Raw records

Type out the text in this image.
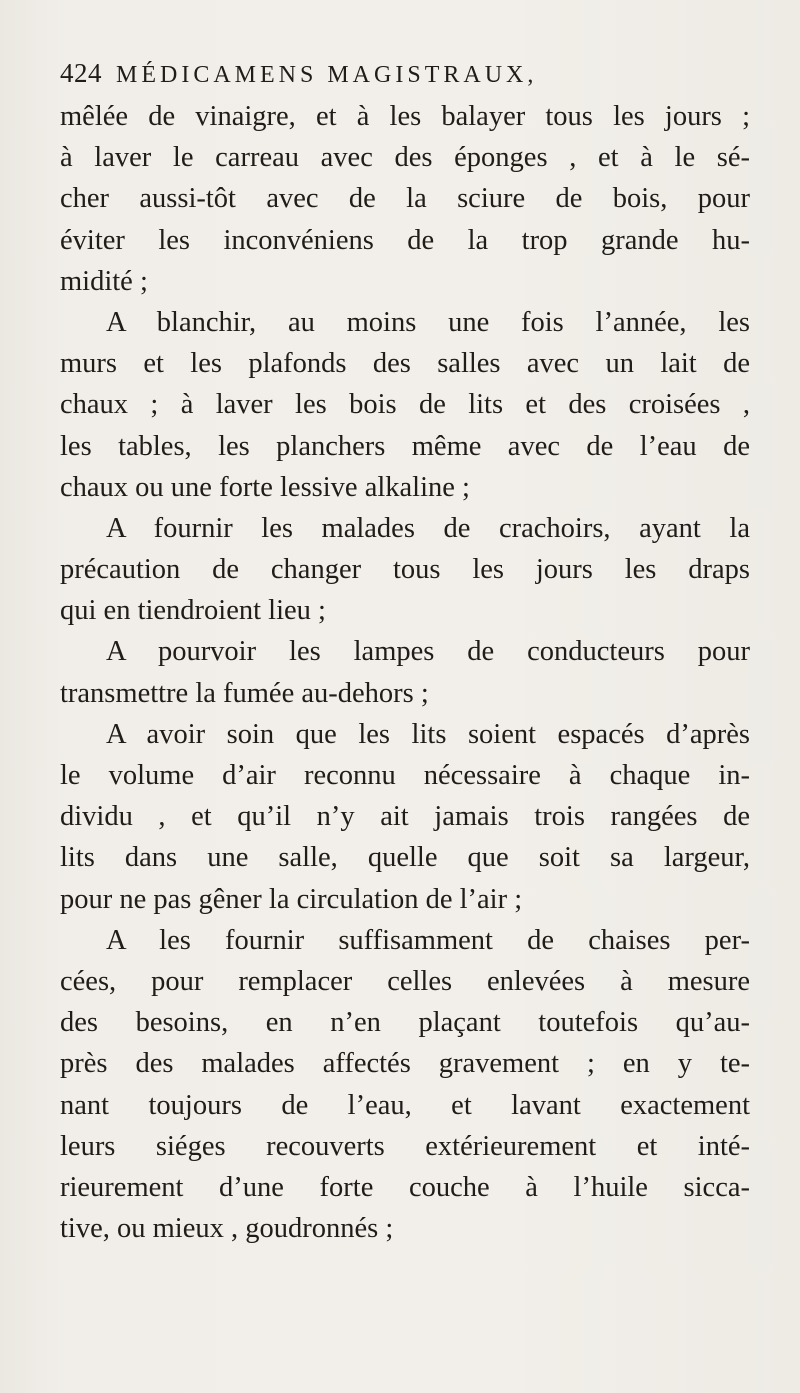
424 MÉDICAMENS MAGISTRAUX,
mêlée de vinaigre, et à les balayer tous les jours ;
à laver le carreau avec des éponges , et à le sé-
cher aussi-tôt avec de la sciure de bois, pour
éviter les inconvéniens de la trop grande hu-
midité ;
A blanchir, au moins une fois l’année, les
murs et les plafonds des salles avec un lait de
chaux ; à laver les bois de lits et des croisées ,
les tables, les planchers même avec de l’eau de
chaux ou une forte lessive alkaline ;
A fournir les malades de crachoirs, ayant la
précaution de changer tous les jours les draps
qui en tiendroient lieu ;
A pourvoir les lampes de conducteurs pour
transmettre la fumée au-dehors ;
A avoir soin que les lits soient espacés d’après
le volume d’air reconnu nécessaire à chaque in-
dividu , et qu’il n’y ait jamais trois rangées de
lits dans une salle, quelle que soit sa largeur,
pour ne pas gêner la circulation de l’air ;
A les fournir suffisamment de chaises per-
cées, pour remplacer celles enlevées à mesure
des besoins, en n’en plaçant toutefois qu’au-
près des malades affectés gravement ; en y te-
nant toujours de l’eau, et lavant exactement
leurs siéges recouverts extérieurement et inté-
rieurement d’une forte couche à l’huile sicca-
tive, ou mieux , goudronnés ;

> [What is expected]
Select and copy each line from the data that includes the word "tous".

> [Complete output]
mêlée de vinaigre, et à les balayer tous les jours ;
précaution de changer tous les jours les draps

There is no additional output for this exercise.